Requirements:
Repeat exactly the lines beginning at the one that contains "Decode this image" and running to the end of the material. Omit the pictures.

=== Material for this exercise ===

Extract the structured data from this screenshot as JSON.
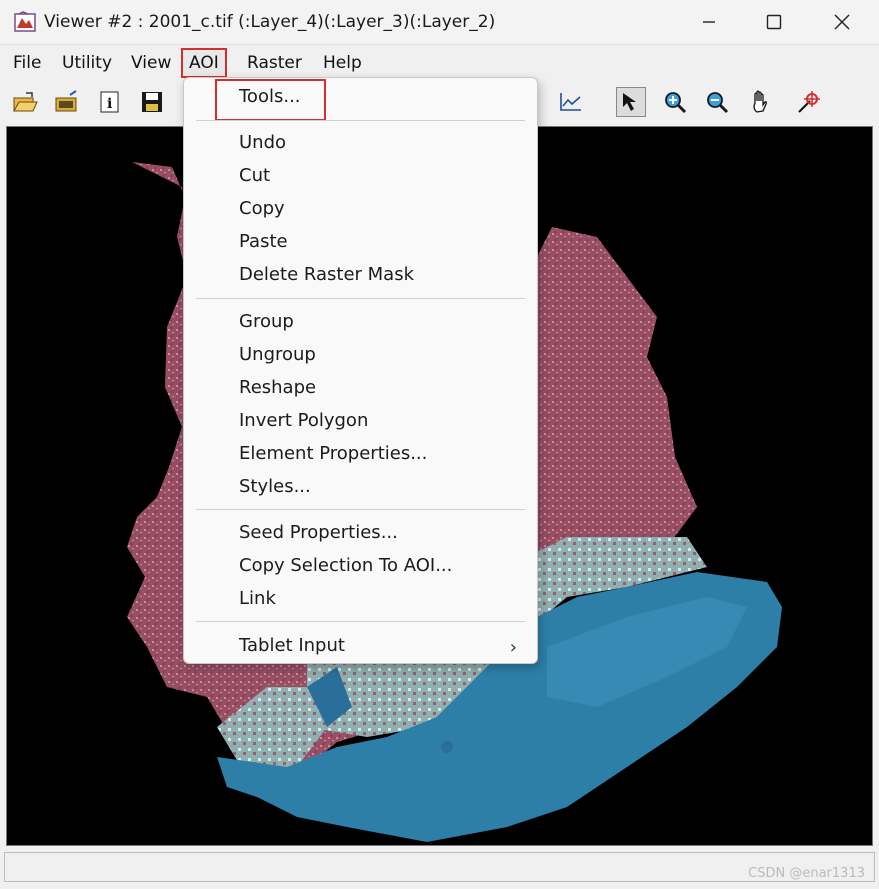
{
  "window": {
    "title": "Viewer #2 : 2001_c.tif (:Layer_4)(:Layer_3)(:Layer_2)",
    "minimize_glyph": "—",
    "maximize_glyph": "☐",
    "close_glyph": "✕"
  },
  "menubar": {
    "items": [
      {
        "label": "File"
      },
      {
        "label": "Utility"
      },
      {
        "label": "View"
      },
      {
        "label": "AOI"
      },
      {
        "label": "Raster"
      },
      {
        "label": "Help"
      }
    ]
  },
  "toolbar": {
    "icons": [
      "open-folder-icon",
      "open-layer-icon",
      "info-icon",
      "save-icon",
      "profile-chart-icon",
      "select-arrow-icon",
      "zoom-in-icon",
      "zoom-out-icon",
      "pan-hand-icon",
      "inquire-cursor-icon"
    ]
  },
  "aoi_menu": {
    "groups": [
      [
        {
          "label": "Tools..."
        }
      ],
      [
        {
          "label": "Undo"
        },
        {
          "label": "Cut"
        },
        {
          "label": "Copy"
        },
        {
          "label": "Paste"
        },
        {
          "label": "Delete Raster Mask"
        }
      ],
      [
        {
          "label": "Group"
        },
        {
          "label": "Ungroup"
        },
        {
          "label": "Reshape"
        },
        {
          "label": "Invert Polygon"
        },
        {
          "label": "Element Properties..."
        },
        {
          "label": "Styles..."
        }
      ],
      [
        {
          "label": "Seed Properties..."
        },
        {
          "label": "Copy Selection To AOI..."
        },
        {
          "label": "Link"
        }
      ],
      [
        {
          "label": "Tablet Input",
          "submenu_arrow": "›"
        }
      ]
    ]
  },
  "watermark": "CSDN @enar1313",
  "colors": {
    "highlight": "#d32f2f",
    "land": "#9a4d63",
    "water": "#2e7fa8",
    "background": "#000000"
  }
}
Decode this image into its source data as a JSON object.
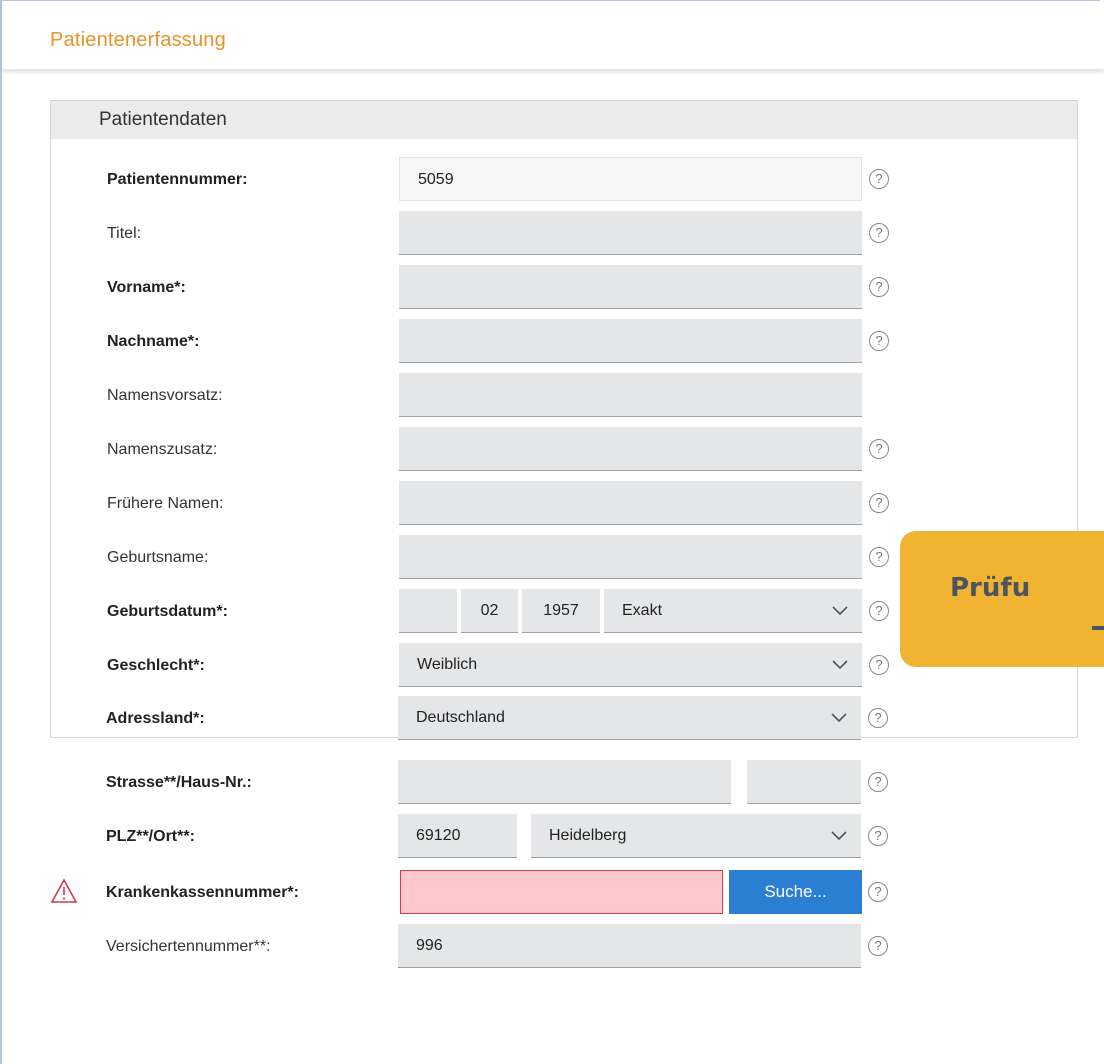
{
  "header": {
    "title": "Patientenerfassung"
  },
  "panel": {
    "title": "Patientendaten"
  },
  "fields": {
    "patientennummer": {
      "label": "Patientennummer:",
      "value": "5059"
    },
    "titel": {
      "label": "Titel:",
      "value": ""
    },
    "vorname": {
      "label": "Vorname*:",
      "value": ""
    },
    "nachname": {
      "label": "Nachname*:",
      "value": ""
    },
    "namensvorsatz": {
      "label": "Namensvorsatz:",
      "value": ""
    },
    "namenszusatz": {
      "label": "Namenszusatz:",
      "value": ""
    },
    "fruehere_namen": {
      "label": "Frühere Namen:",
      "value": ""
    },
    "geburtsname": {
      "label": "Geburtsname:",
      "value": ""
    },
    "geburtsdatum": {
      "label": "Geburtsdatum*:",
      "day": "",
      "month": "02",
      "year": "1957",
      "precision": "Exakt"
    },
    "geschlecht": {
      "label": "Geschlecht*:",
      "value": "Weiblich"
    },
    "adressland": {
      "label": "Adressland*:",
      "value": "Deutschland"
    },
    "strasse": {
      "label": "Strasse**/Haus-Nr.:",
      "street": "",
      "number": ""
    },
    "plz_ort": {
      "label": "PLZ**/Ort**:",
      "plz": "69120",
      "ort": "Heidelberg"
    },
    "krankenkassennummer": {
      "label": "Krankenkassennummer*:",
      "value": "",
      "search_label": "Suche..."
    },
    "versichertennummer": {
      "label": "Versichertennummer**:",
      "value": "996"
    }
  },
  "help_glyph": "?",
  "callout": {
    "text": "Prüfu"
  },
  "icons": {
    "help": "help-circle-icon",
    "dropdown": "chevron-down-icon",
    "warning": "warning-triangle-icon"
  },
  "colors": {
    "accent_title": "#e8922a",
    "button": "#2a7fd3",
    "error_fill": "#ffc8cc",
    "error_border": "#d63a4a",
    "warning": "#d63a4a",
    "callout": "#f0b432"
  }
}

===

Answer to this task:
Decode this image into its source data as a JSON object.
{
  "header": {
    "title": "Patientenerfassung"
  },
  "panel": {
    "title": "Patientendaten"
  },
  "fields": {
    "patientennummer": {
      "label": "Patientennummer:",
      "value": "5059"
    },
    "titel": {
      "label": "Titel:",
      "value": ""
    },
    "vorname": {
      "label": "Vorname*:",
      "value": ""
    },
    "nachname": {
      "label": "Nachname*:",
      "value": ""
    },
    "namensvorsatz": {
      "label": "Namensvorsatz:",
      "value": ""
    },
    "namenszusatz": {
      "label": "Namenszusatz:",
      "value": ""
    },
    "fruehere_namen": {
      "label": "Frühere Namen:",
      "value": ""
    },
    "geburtsname": {
      "label": "Geburtsname:",
      "value": ""
    },
    "geburtsdatum": {
      "label": "Geburtsdatum*:",
      "day": "",
      "month": "02",
      "year": "1957",
      "precision": "Exakt"
    },
    "geschlecht": {
      "label": "Geschlecht*:",
      "value": "Weiblich"
    },
    "adressland": {
      "label": "Adressland*:",
      "value": "Deutschland"
    },
    "strasse": {
      "label": "Strasse**/Haus-Nr.:",
      "street": "",
      "number": ""
    },
    "plz_ort": {
      "label": "PLZ**/Ort**:",
      "plz": "69120",
      "ort": "Heidelberg"
    },
    "krankenkassennummer": {
      "label": "Krankenkassennummer*:",
      "value": "",
      "search_label": "Suche..."
    },
    "versichertennummer": {
      "label": "Versichertennummer**:",
      "value": "996"
    }
  },
  "help_glyph": "?",
  "callout": {
    "text": "Prüfu"
  },
  "icons": {
    "help": "help-circle-icon",
    "dropdown": "chevron-down-icon",
    "warning": "warning-triangle-icon"
  },
  "colors": {
    "accent_title": "#e8922a",
    "button": "#2a7fd3",
    "error_fill": "#ffc8cc",
    "error_border": "#d63a4a",
    "warning": "#d63a4a",
    "callout": "#f0b432"
  }
}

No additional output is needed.